Passage given:

Late Saturday morning, we set off to the Gatineau Park for a lunch time hike. We parked at P7, Kingsmere, and hike along Ridge Road to Keogan Hut. I’d brought along a toasted sandwich with leftover Buffalo Chicken Meatloaf (topped with cheese, spinach and tomato) wrapped in tinfoil, baby carrots, yogurt and clementines.

I didn’t used to like hiking at this time of year because the fall colours are all gone. But this year, the ground has been relatively dry and the fall sun is warm on your back when you need it. The other bonus is that the Gatineau parkways are now closed, so it’s serious hikers only, especially when you get deeper into the park.

As we descending down the path to Keogan, I could see the smoke coming from the chimney. Yes! We would be able to have toasted sandwiches! And a group of teenagers, who looked like they were training for crosscountry skiing, was just leaving the hut. I lit the leftover candles by our table and took out lunch from the backpack. NosyNeighbour went out back to chop up some wood. He loves to firefuck. But who doesn’t when you’ve given up a wood fireplace for a gas one?

So with the sandwiches warming up on the woodstove, we started to eat the trailmix and then the carrots. The outside door creaked open, then the inner one. In walked a lone man. He sauntered over to the other side of the room, swung up a leg over the bench, then sat down.

After a few moments of silence, we struck up a conversation. He was from Texas. It was completely unexpected. Maybe in the thick of the Fall Rhapsody, but mid-November?

In fact, he had moved from Texas to Sherbooke, but hadn’t found work. So he came to Ottawa, where he still couldn’t find work. So he decided he needed to learn French and enrolled in a college. I’m sure you’re wondering why a Texan would move to cold Canada without a job lined up. I know I was curious.

It turns out his extended family was from the Sherbrooke area. His parents had moved to Texas so he’d never learned French. Spanish would be the more obvious choice of a second language in that part of the USA. He went to Bishops for university and now that he was divorced and his son an adult, he decided to make a fresh start. I wonder if he’ll have a drawl when he speaks French?


Today we invited Mountain Goat (formerly known as Nanny Goat) for another hike in the Gatineau Park. This time we chose Wolf Trail, which starts at Blanchet Beach on Meech Lake. Mountain Goat arrived at our place just before the designated arrival time of 8:30. We were ready to start the trail just after 9 a.m. A few keeners were just finishing up as we were starting off, but the majority of leafers and tillies had yet to arrive.

What this exercise asks:
1. In the Gatineau Park hiking account, where did the couple park before the hike to Keogan Hut?
2. Please continue the Gatineau Park hiking account, starting right after its final sentence.

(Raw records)

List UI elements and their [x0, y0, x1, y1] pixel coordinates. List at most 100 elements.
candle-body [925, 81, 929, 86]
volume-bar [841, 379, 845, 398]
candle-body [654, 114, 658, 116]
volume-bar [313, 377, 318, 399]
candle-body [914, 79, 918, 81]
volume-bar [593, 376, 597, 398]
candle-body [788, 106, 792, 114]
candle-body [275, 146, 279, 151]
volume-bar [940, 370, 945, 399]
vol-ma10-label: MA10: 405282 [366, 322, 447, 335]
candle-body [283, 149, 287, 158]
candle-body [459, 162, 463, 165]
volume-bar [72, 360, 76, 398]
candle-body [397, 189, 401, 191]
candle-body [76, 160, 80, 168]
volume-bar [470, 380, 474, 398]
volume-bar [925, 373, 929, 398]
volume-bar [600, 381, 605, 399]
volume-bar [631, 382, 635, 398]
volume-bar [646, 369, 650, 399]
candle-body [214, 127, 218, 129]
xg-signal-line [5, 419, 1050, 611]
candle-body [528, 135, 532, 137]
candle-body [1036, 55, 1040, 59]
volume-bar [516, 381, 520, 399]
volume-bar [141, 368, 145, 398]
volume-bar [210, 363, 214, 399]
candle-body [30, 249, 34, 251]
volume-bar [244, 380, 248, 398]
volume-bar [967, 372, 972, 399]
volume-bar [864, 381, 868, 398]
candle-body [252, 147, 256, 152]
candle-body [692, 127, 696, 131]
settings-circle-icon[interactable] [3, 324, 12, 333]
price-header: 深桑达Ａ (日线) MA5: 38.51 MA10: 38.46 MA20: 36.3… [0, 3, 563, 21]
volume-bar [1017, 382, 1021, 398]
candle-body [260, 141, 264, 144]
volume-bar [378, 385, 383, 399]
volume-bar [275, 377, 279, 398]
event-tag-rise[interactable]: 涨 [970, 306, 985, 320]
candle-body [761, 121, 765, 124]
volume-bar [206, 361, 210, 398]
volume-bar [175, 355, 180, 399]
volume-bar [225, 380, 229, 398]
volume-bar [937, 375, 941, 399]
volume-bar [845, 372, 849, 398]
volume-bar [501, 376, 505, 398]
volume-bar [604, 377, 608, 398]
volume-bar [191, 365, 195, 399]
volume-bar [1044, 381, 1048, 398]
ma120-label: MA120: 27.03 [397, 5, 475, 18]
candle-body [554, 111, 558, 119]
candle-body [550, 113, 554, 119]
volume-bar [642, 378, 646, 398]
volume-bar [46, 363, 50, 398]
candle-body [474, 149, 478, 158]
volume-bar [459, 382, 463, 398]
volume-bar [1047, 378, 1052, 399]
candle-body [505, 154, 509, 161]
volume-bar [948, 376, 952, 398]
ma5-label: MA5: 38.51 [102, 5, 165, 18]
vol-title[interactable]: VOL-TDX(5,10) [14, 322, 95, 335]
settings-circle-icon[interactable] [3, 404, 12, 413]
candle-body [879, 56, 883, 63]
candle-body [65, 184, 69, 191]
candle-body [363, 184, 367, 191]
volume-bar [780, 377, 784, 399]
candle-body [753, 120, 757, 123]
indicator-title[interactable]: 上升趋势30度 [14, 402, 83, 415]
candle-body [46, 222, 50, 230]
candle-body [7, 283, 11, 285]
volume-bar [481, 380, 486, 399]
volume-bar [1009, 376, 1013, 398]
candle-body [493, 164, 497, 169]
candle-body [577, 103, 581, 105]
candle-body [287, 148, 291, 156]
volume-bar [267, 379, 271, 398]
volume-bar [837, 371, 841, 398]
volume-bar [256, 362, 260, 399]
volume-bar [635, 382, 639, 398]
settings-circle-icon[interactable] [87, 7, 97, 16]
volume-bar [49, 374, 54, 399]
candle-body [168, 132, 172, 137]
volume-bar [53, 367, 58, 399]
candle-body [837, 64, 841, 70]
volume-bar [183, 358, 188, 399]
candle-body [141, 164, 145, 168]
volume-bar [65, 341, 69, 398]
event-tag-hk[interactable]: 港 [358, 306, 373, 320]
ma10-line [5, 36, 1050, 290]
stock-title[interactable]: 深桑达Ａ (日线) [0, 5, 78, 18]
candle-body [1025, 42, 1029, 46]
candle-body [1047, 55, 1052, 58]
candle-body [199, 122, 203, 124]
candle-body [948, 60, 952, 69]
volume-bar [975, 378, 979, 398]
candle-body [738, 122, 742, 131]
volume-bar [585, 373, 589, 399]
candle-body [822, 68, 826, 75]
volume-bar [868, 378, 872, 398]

Responses for each task:
1. They parked at P7, Kingsmere.

2.
We typically do the trail counter clockwise so that the rockiest, steepest sections are climbed first. This worked well for Mountain Goat, who also happens to have washer woman’s knees. We’ve climbed the rocky, wet section a few times, and I much prefer the ascent than the descent.

We stopped at the first lookout, which offers your first glimpse at the Ottawa River in the distance and the valley going back towards Camp Fortune. The ideal time of day for this view is mid-afternoon, when the western sun lights up the leaves.

Our next stop was a small lake on the south side of Ridge Road, almost half way through. Mountain Goat started telling stories like he was in an episode of Survivor Man: It looks like a wild animal has been visiting this lake. See how the tall grass has been trampled there into a path. He also told us a story about when he was mountain biking off Conroy Road and came across a moose on the path. VERY LARGE ANIMAL.

We continued on to Tawadina Lookout, where we usually stop for lunch when it’s warmer. The late morning was still quite cool, despite the sunshine. A cold wind rushed past the rocky outcrop. We sat down in a somewhat sheltered area and snacked on some trail mix and apples. After snapping a few shots of the view, with us appropriately placed in the foreground, we set off for the return trip.

Last year a lot of work was done on the section of this trail from the Tawadina lookout to the split near the beach. I’m not a big fan of the heavy bridges and boardwalks that were installed. The trail was built up around the swampy areas with crushed gravel so now there are few challenges during the descent. But I suppose if it helps protect the sensitive ecology, then I’ll put up with it.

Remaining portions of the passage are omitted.